### Exercise task
Look through the material and copy each line holding "зависимости".

[Start Supplied data]

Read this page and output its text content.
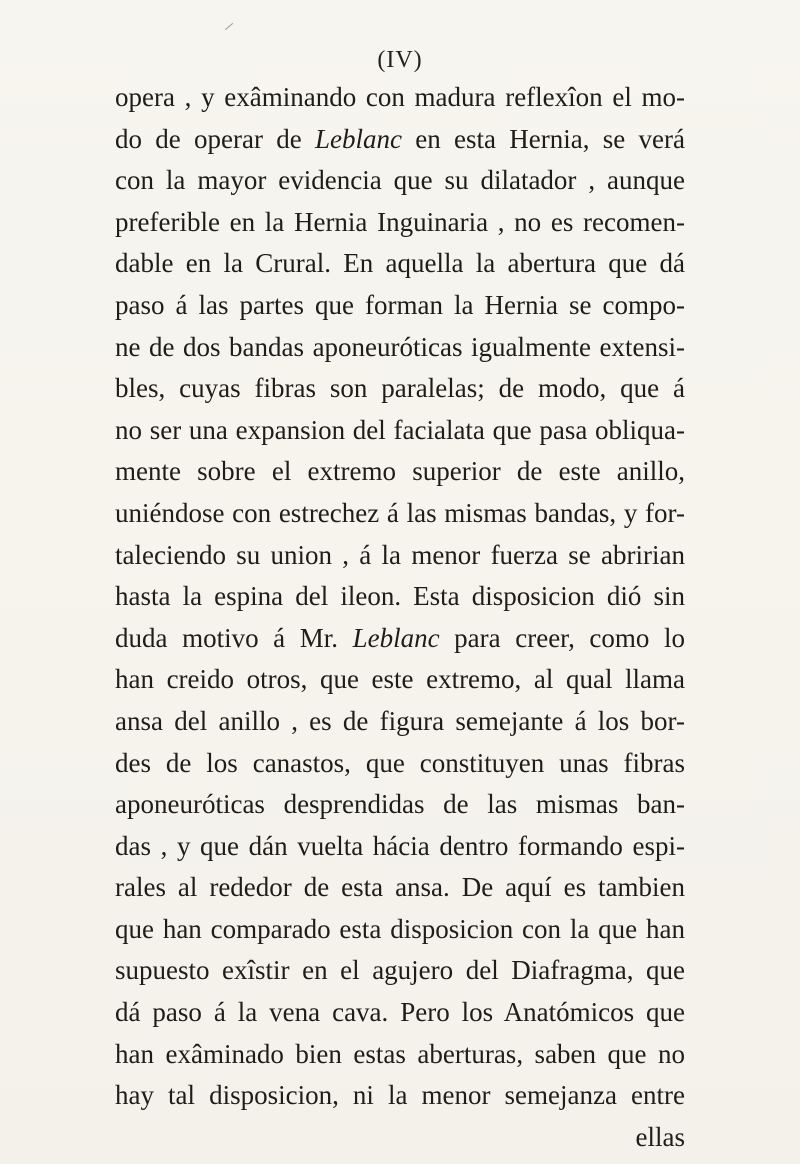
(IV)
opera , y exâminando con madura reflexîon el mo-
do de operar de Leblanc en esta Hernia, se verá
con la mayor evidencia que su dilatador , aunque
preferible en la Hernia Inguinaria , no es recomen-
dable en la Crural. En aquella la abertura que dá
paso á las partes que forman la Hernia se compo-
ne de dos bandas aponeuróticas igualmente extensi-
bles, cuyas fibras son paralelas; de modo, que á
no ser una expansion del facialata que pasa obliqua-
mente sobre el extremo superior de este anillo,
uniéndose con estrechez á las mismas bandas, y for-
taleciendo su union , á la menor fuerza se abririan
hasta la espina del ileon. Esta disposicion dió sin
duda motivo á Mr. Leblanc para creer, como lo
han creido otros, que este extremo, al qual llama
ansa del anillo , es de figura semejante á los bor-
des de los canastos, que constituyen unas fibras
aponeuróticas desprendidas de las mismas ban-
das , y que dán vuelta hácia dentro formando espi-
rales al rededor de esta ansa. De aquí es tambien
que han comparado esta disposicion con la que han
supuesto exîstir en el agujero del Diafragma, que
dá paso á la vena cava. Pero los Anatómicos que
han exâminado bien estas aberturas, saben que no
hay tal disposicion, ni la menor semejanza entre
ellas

[End Supplied data]
[Start Supplied data]

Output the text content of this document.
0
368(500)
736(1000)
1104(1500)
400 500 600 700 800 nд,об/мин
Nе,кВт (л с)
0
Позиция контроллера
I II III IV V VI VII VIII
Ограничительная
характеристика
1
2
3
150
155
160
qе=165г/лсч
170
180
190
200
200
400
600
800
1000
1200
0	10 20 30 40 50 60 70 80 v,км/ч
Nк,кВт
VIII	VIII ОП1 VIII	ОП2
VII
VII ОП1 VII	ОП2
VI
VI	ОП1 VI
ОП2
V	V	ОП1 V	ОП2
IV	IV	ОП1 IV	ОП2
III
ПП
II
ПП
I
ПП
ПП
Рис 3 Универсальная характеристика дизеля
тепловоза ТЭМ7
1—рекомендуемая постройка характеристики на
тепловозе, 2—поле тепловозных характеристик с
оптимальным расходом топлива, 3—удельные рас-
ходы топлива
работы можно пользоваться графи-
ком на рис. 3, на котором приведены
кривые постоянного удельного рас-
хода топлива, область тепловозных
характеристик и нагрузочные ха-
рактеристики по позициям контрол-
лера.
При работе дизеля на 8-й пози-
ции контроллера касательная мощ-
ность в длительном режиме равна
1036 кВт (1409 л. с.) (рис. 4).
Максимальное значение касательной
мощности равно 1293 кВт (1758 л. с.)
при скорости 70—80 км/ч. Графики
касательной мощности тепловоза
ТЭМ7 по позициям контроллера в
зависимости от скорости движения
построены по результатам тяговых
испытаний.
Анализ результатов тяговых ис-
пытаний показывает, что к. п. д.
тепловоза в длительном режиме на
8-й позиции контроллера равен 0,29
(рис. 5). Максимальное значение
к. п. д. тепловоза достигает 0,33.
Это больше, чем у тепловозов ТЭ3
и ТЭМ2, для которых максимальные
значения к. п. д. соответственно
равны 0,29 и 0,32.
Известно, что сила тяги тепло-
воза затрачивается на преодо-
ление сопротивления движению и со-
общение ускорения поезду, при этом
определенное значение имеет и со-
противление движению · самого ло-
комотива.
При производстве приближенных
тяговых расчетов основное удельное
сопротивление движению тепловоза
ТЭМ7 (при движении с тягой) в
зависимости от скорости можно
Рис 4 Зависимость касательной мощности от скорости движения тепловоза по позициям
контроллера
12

[End Supplied data]

### In response
зависимости от скорости движения
зависимости от скорости можно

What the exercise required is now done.